==== Material provided

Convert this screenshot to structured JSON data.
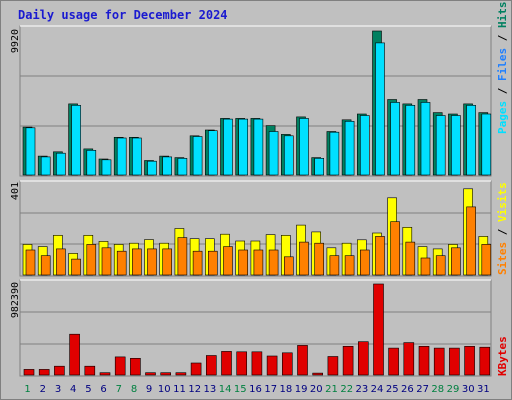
{
  "title": "Daily usage for December 2024",
  "colors": {
    "pages": "#00e0ff",
    "files": "#2080ff",
    "hits": "#008060",
    "sites": "#ff8000",
    "visits": "#ffff00",
    "kbytes": "#e00000",
    "weekend_day": "#008040",
    "weekday": "#000080"
  },
  "chart_data": [
    {
      "type": "bar",
      "title": "Pages / Files / Hits",
      "ymax_label": "9920",
      "ylim": [
        0,
        9920
      ],
      "legend": [
        "Pages",
        "/",
        "Files",
        "/",
        "Hits"
      ],
      "categories": [
        "1",
        "2",
        "3",
        "4",
        "5",
        "6",
        "7",
        "8",
        "9",
        "10",
        "11",
        "12",
        "13",
        "14",
        "15",
        "16",
        "17",
        "18",
        "19",
        "20",
        "21",
        "22",
        "23",
        "24",
        "25",
        "26",
        "27",
        "28",
        "29",
        "30",
        "31"
      ],
      "series": [
        {
          "name": "Hits",
          "values": [
            3300,
            1300,
            1600,
            4900,
            1800,
            1100,
            2600,
            2600,
            1000,
            1300,
            1200,
            2700,
            3100,
            3900,
            3900,
            3900,
            3400,
            2800,
            4000,
            1200,
            3000,
            3800,
            4200,
            9920,
            5200,
            4900,
            5200,
            4300,
            4200,
            4900,
            4300
          ]
        },
        {
          "name": "Pages",
          "values": [
            3250,
            1250,
            1500,
            4800,
            1700,
            1050,
            2550,
            2550,
            950,
            1250,
            1150,
            2650,
            3050,
            3850,
            3850,
            3850,
            3000,
            2700,
            3900,
            1150,
            2950,
            3700,
            4100,
            9100,
            5000,
            4800,
            5000,
            4100,
            4100,
            4800,
            4200
          ]
        }
      ]
    },
    {
      "type": "bar",
      "title": "Sites / Visits",
      "ymax_label": "401",
      "ylim": [
        0,
        401
      ],
      "legend": [
        "Sites",
        "/",
        "Visits"
      ],
      "categories": [
        "1",
        "2",
        "3",
        "4",
        "5",
        "6",
        "7",
        "8",
        "9",
        "10",
        "11",
        "12",
        "13",
        "14",
        "15",
        "16",
        "17",
        "18",
        "19",
        "20",
        "21",
        "22",
        "23",
        "24",
        "25",
        "26",
        "27",
        "28",
        "29",
        "30",
        "31"
      ],
      "series": [
        {
          "name": "Visits",
          "values": [
            135,
            125,
            175,
            95,
            175,
            148,
            135,
            140,
            156,
            140,
            205,
            160,
            160,
            180,
            150,
            150,
            178,
            175,
            220,
            190,
            120,
            140,
            155,
            185,
            340,
            210,
            125,
            115,
            135,
            380,
            170
          ]
        },
        {
          "name": "Sites",
          "values": [
            110,
            85,
            115,
            70,
            135,
            120,
            105,
            115,
            115,
            115,
            165,
            105,
            105,
            125,
            110,
            110,
            110,
            80,
            145,
            140,
            85,
            85,
            110,
            170,
            235,
            145,
            75,
            85,
            120,
            300,
            135
          ]
        }
      ]
    },
    {
      "type": "bar",
      "title": "KBytes",
      "ymax_label": "982390",
      "ylim": [
        0,
        982390
      ],
      "legend": [
        "KBytes"
      ],
      "categories": [
        "1",
        "2",
        "3",
        "4",
        "5",
        "6",
        "7",
        "8",
        "9",
        "10",
        "11",
        "12",
        "13",
        "14",
        "15",
        "16",
        "17",
        "18",
        "19",
        "20",
        "21",
        "22",
        "23",
        "24",
        "25",
        "26",
        "27",
        "28",
        "29",
        "30",
        "31"
      ],
      "series": [
        {
          "name": "KBytes",
          "values": [
            60000,
            60000,
            95000,
            440000,
            95000,
            25000,
            195000,
            180000,
            25000,
            25000,
            25000,
            130000,
            210000,
            255000,
            250000,
            250000,
            205000,
            240000,
            320000,
            20000,
            200000,
            310000,
            360000,
            982390,
            290000,
            350000,
            310000,
            290000,
            290000,
            310000,
            300000
          ]
        }
      ]
    }
  ]
}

========

Problem to solve
Reproduce each line exactly as it appears, omitting the pictures.

Right answer
Convert this screenshot to structured JSON data.
{
  "title": "Daily usage for December 2024",
  "colors": {
    "pages": "#00e0ff",
    "files": "#2080ff",
    "hits": "#008060",
    "sites": "#ff8000",
    "visits": "#ffff00",
    "kbytes": "#e00000",
    "weekend_day": "#008040",
    "weekday": "#000080"
  },
  "chart_data": [
    {
      "type": "bar",
      "title": "Pages / Files / Hits",
      "ymax_label": "9920",
      "ylim": [
        0,
        9920
      ],
      "legend": [
        "Pages",
        "/",
        "Files",
        "/",
        "Hits"
      ],
      "categories": [
        "1",
        "2",
        "3",
        "4",
        "5",
        "6",
        "7",
        "8",
        "9",
        "10",
        "11",
        "12",
        "13",
        "14",
        "15",
        "16",
        "17",
        "18",
        "19",
        "20",
        "21",
        "22",
        "23",
        "24",
        "25",
        "26",
        "27",
        "28",
        "29",
        "30",
        "31"
      ],
      "series": [
        {
          "name": "Hits",
          "values": [
            3300,
            1300,
            1600,
            4900,
            1800,
            1100,
            2600,
            2600,
            1000,
            1300,
            1200,
            2700,
            3100,
            3900,
            3900,
            3900,
            3400,
            2800,
            4000,
            1200,
            3000,
            3800,
            4200,
            9920,
            5200,
            4900,
            5200,
            4300,
            4200,
            4900,
            4300
          ]
        },
        {
          "name": "Pages",
          "values": [
            3250,
            1250,
            1500,
            4800,
            1700,
            1050,
            2550,
            2550,
            950,
            1250,
            1150,
            2650,
            3050,
            3850,
            3850,
            3850,
            3000,
            2700,
            3900,
            1150,
            2950,
            3700,
            4100,
            9100,
            5000,
            4800,
            5000,
            4100,
            4100,
            4800,
            4200
          ]
        }
      ]
    },
    {
      "type": "bar",
      "title": "Sites / Visits",
      "ymax_label": "401",
      "ylim": [
        0,
        401
      ],
      "legend": [
        "Sites",
        "/",
        "Visits"
      ],
      "categories": [
        "1",
        "2",
        "3",
        "4",
        "5",
        "6",
        "7",
        "8",
        "9",
        "10",
        "11",
        "12",
        "13",
        "14",
        "15",
        "16",
        "17",
        "18",
        "19",
        "20",
        "21",
        "22",
        "23",
        "24",
        "25",
        "26",
        "27",
        "28",
        "29",
        "30",
        "31"
      ],
      "series": [
        {
          "name": "Visits",
          "values": [
            135,
            125,
            175,
            95,
            175,
            148,
            135,
            140,
            156,
            140,
            205,
            160,
            160,
            180,
            150,
            150,
            178,
            175,
            220,
            190,
            120,
            140,
            155,
            185,
            340,
            210,
            125,
            115,
            135,
            380,
            170
          ]
        },
        {
          "name": "Sites",
          "values": [
            110,
            85,
            115,
            70,
            135,
            120,
            105,
            115,
            115,
            115,
            165,
            105,
            105,
            125,
            110,
            110,
            110,
            80,
            145,
            140,
            85,
            85,
            110,
            170,
            235,
            145,
            75,
            85,
            120,
            300,
            135
          ]
        }
      ]
    },
    {
      "type": "bar",
      "title": "KBytes",
      "ymax_label": "982390",
      "ylim": [
        0,
        982390
      ],
      "legend": [
        "KBytes"
      ],
      "categories": [
        "1",
        "2",
        "3",
        "4",
        "5",
        "6",
        "7",
        "8",
        "9",
        "10",
        "11",
        "12",
        "13",
        "14",
        "15",
        "16",
        "17",
        "18",
        "19",
        "20",
        "21",
        "22",
        "23",
        "24",
        "25",
        "26",
        "27",
        "28",
        "29",
        "30",
        "31"
      ],
      "series": [
        {
          "name": "KBytes",
          "values": [
            60000,
            60000,
            95000,
            440000,
            95000,
            25000,
            195000,
            180000,
            25000,
            25000,
            25000,
            130000,
            210000,
            255000,
            250000,
            250000,
            205000,
            240000,
            320000,
            20000,
            200000,
            310000,
            360000,
            982390,
            290000,
            350000,
            310000,
            290000,
            290000,
            310000,
            300000
          ]
        }
      ]
    }
  ]
}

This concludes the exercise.